## Begin INPUT FOR THIS TASK

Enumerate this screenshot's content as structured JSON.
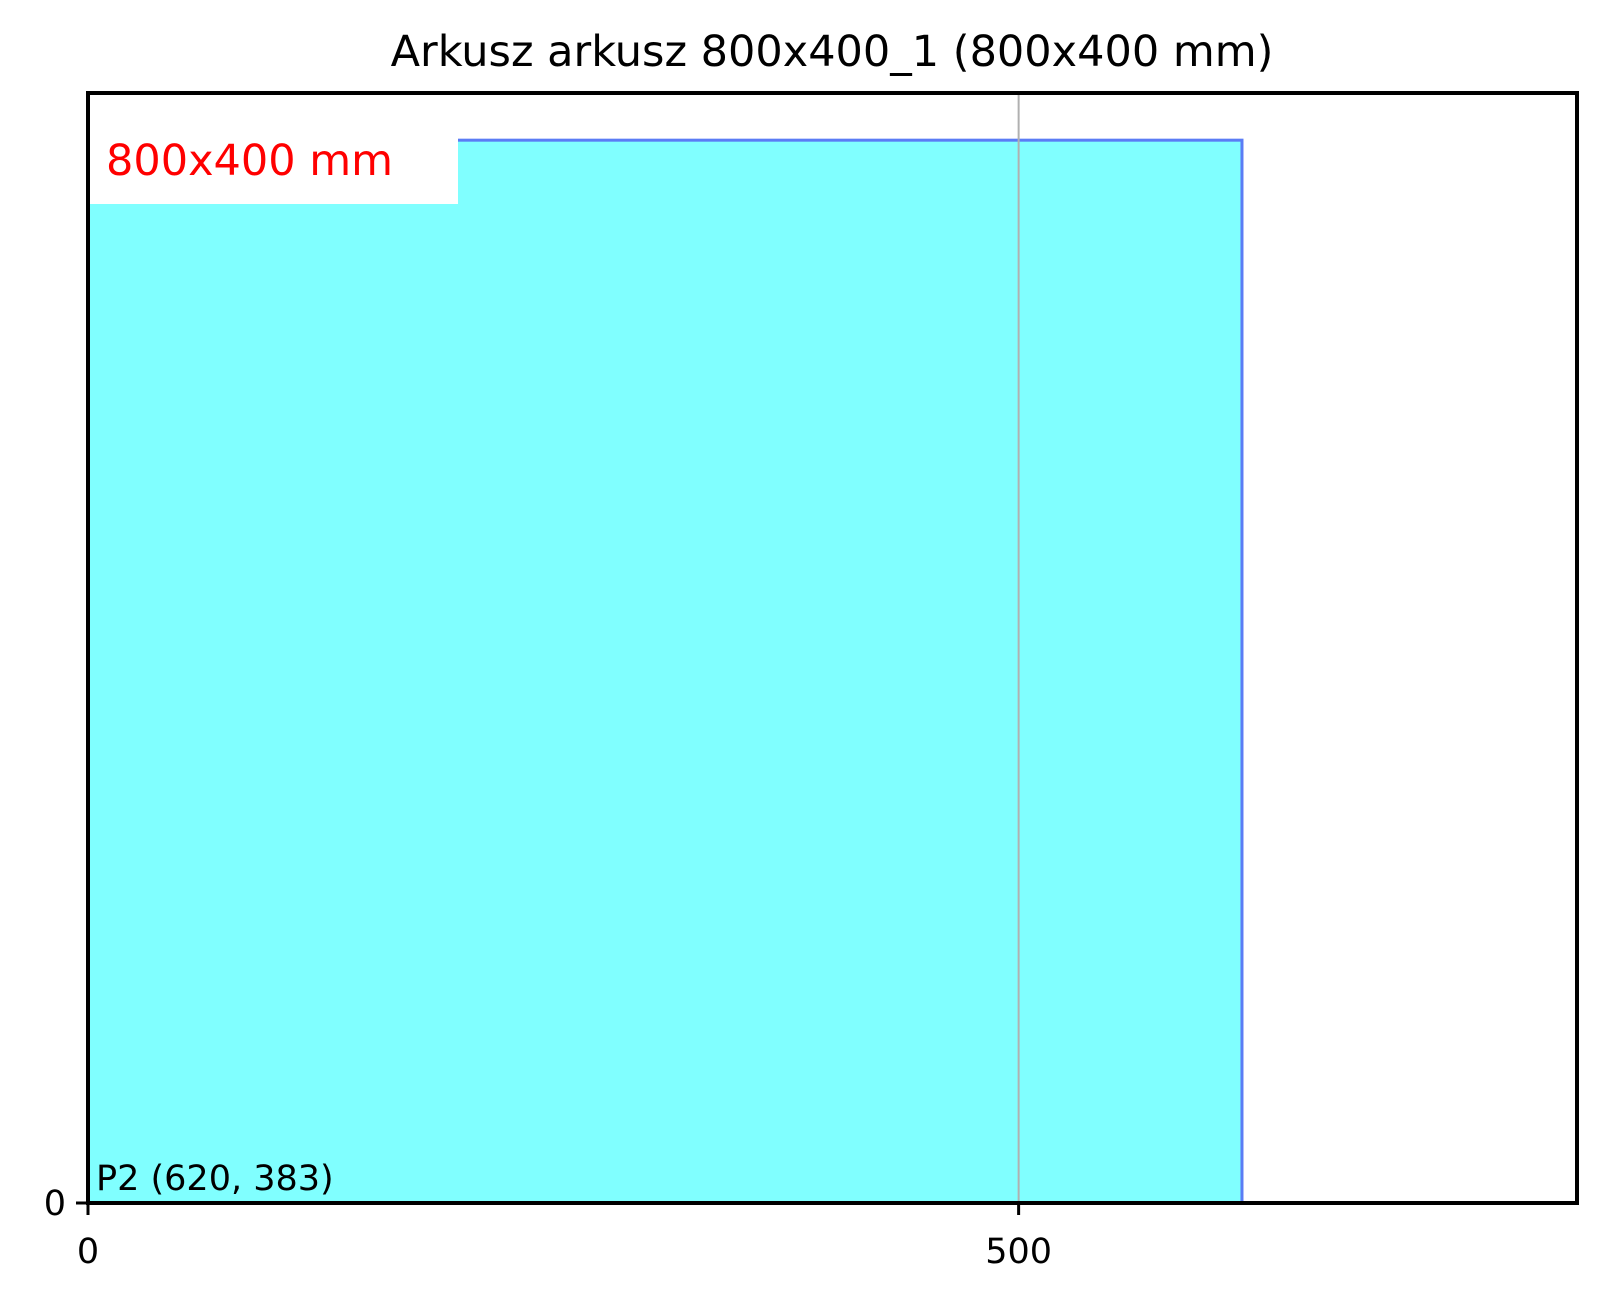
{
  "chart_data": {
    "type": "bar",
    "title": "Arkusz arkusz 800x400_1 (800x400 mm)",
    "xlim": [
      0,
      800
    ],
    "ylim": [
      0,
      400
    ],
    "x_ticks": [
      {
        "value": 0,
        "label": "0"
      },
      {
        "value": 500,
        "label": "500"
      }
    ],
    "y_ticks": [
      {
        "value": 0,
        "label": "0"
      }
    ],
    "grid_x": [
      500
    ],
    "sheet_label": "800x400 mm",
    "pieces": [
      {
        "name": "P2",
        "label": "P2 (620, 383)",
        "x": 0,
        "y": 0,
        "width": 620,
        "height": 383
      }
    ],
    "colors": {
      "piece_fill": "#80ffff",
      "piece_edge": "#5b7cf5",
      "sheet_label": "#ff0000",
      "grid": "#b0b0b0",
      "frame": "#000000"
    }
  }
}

## End INPUT FOR THIS TASK

TASK OBJECTIVE - Leave the pictures out, and transcribe each of the records exactly.

REPLY -
Enumerate this screenshot's content as structured JSON.
{
  "chart_data": {
    "type": "bar",
    "title": "Arkusz arkusz 800x400_1 (800x400 mm)",
    "xlim": [
      0,
      800
    ],
    "ylim": [
      0,
      400
    ],
    "x_ticks": [
      {
        "value": 0,
        "label": "0"
      },
      {
        "value": 500,
        "label": "500"
      }
    ],
    "y_ticks": [
      {
        "value": 0,
        "label": "0"
      }
    ],
    "grid_x": [
      500
    ],
    "sheet_label": "800x400 mm",
    "pieces": [
      {
        "name": "P2",
        "label": "P2 (620, 383)",
        "x": 0,
        "y": 0,
        "width": 620,
        "height": 383
      }
    ],
    "colors": {
      "piece_fill": "#80ffff",
      "piece_edge": "#5b7cf5",
      "sheet_label": "#ff0000",
      "grid": "#b0b0b0",
      "frame": "#000000"
    }
  }
}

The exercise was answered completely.